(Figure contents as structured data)

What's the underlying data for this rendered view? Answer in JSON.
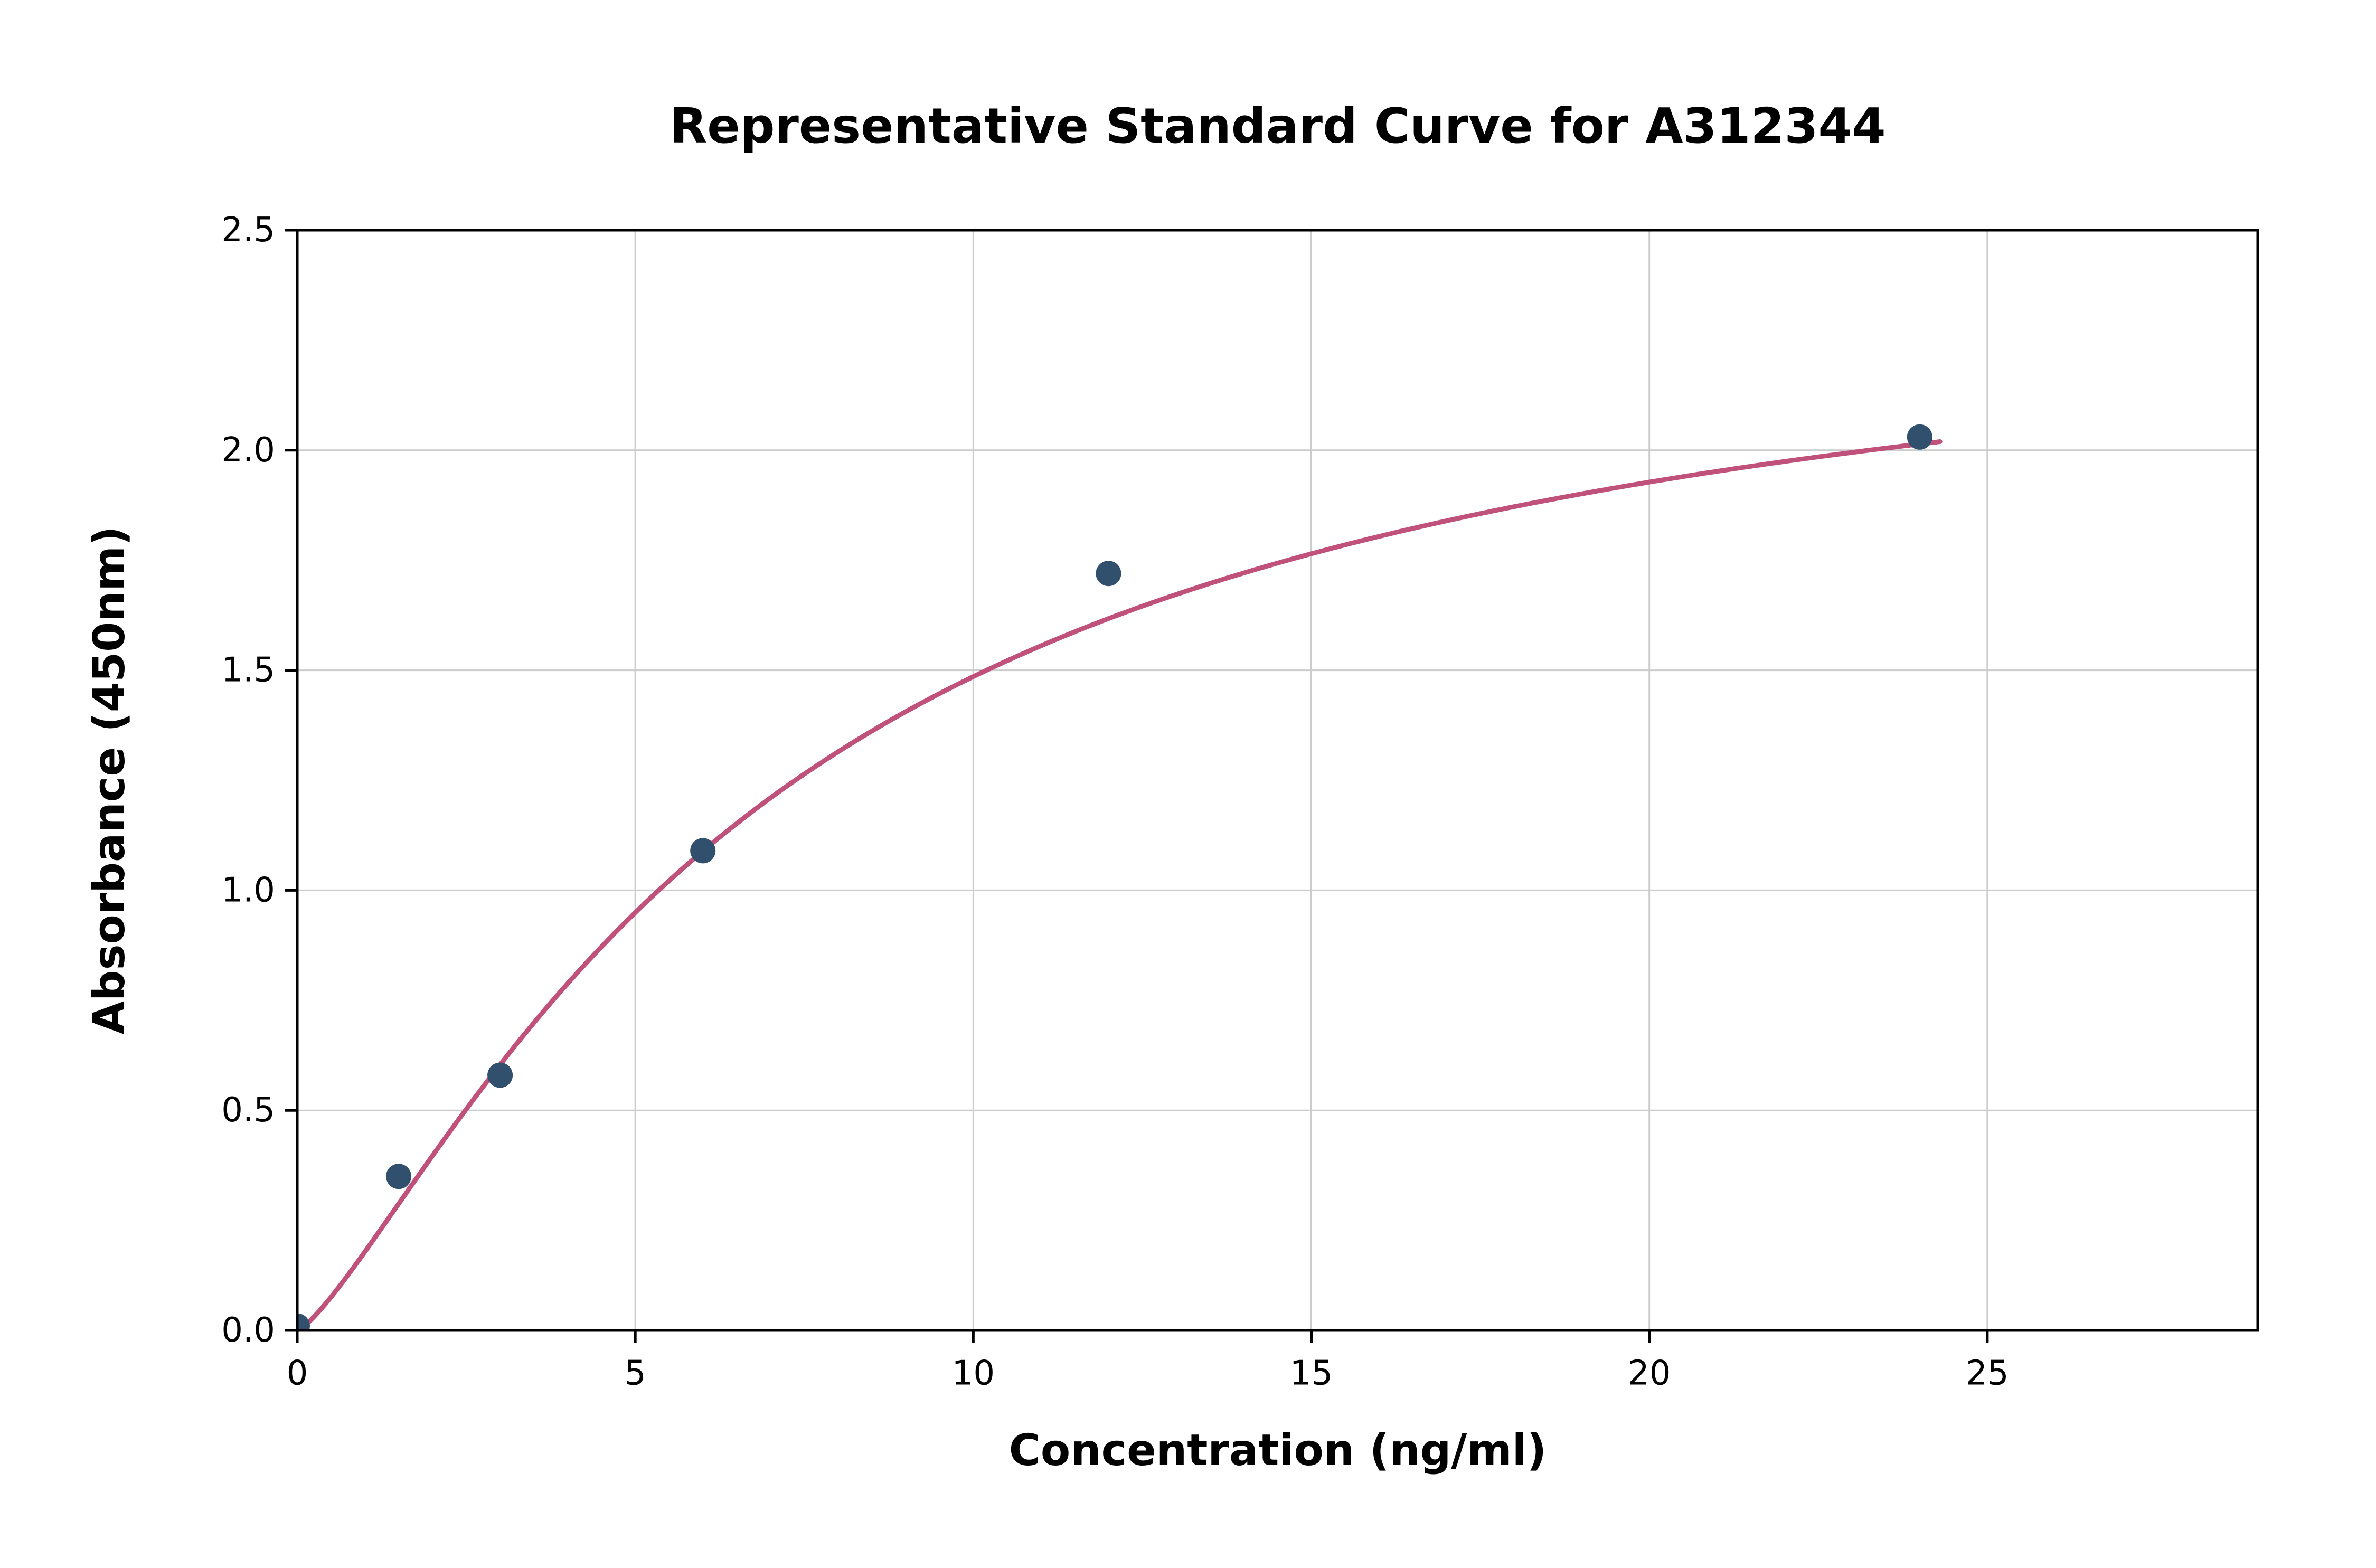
{
  "chart_data": {
    "type": "scatter",
    "title": "Representative Standard Curve for A312344",
    "xlabel": "Concentration (ng/ml)",
    "ylabel": "Absorbance (450nm)",
    "xlim": [
      0,
      29
    ],
    "ylim": [
      0,
      2.5
    ],
    "xtick_values": [
      0,
      5,
      10,
      15,
      20,
      25
    ],
    "xtick_labels": [
      "0",
      "5",
      "10",
      "15",
      "20",
      "25"
    ],
    "ytick_values": [
      0,
      0.5,
      1.0,
      1.5,
      2.0,
      2.5
    ],
    "ytick_labels": [
      "0.0",
      "0.5",
      "1.0",
      "1.5",
      "2.0",
      "2.5"
    ],
    "grid": true,
    "legend": "none",
    "points": [
      {
        "x": 0,
        "y": 0.01
      },
      {
        "x": 1.5,
        "y": 0.35
      },
      {
        "x": 3,
        "y": 0.58
      },
      {
        "x": 6,
        "y": 1.09
      },
      {
        "x": 12,
        "y": 1.72
      },
      {
        "x": 24,
        "y": 2.03
      }
    ],
    "fit_curve": {
      "model": "4PL",
      "params": {
        "a": 0.0,
        "b": 1.3,
        "c": 7.0,
        "d": 2.42
      },
      "x_range": [
        0,
        24.3
      ]
    },
    "colors": {
      "curve": "#c0517a",
      "points": "#31506e",
      "grid": "#cccccc",
      "axis": "#000000",
      "background": "#ffffff"
    }
  }
}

Exercise | From the entries above, output every line exactly and omit any image.

Solution to this problem |
What's the underlying data for this rendered view? Answer in JSON.
{
  "chart_data": {
    "type": "scatter",
    "title": "Representative Standard Curve for A312344",
    "xlabel": "Concentration (ng/ml)",
    "ylabel": "Absorbance (450nm)",
    "xlim": [
      0,
      29
    ],
    "ylim": [
      0,
      2.5
    ],
    "xtick_values": [
      0,
      5,
      10,
      15,
      20,
      25
    ],
    "xtick_labels": [
      "0",
      "5",
      "10",
      "15",
      "20",
      "25"
    ],
    "ytick_values": [
      0,
      0.5,
      1.0,
      1.5,
      2.0,
      2.5
    ],
    "ytick_labels": [
      "0.0",
      "0.5",
      "1.0",
      "1.5",
      "2.0",
      "2.5"
    ],
    "grid": true,
    "legend": "none",
    "points": [
      {
        "x": 0,
        "y": 0.01
      },
      {
        "x": 1.5,
        "y": 0.35
      },
      {
        "x": 3,
        "y": 0.58
      },
      {
        "x": 6,
        "y": 1.09
      },
      {
        "x": 12,
        "y": 1.72
      },
      {
        "x": 24,
        "y": 2.03
      }
    ],
    "fit_curve": {
      "model": "4PL",
      "params": {
        "a": 0.0,
        "b": 1.3,
        "c": 7.0,
        "d": 2.42
      },
      "x_range": [
        0,
        24.3
      ]
    },
    "colors": {
      "curve": "#c0517a",
      "points": "#31506e",
      "grid": "#cccccc",
      "axis": "#000000",
      "background": "#ffffff"
    }
  }
}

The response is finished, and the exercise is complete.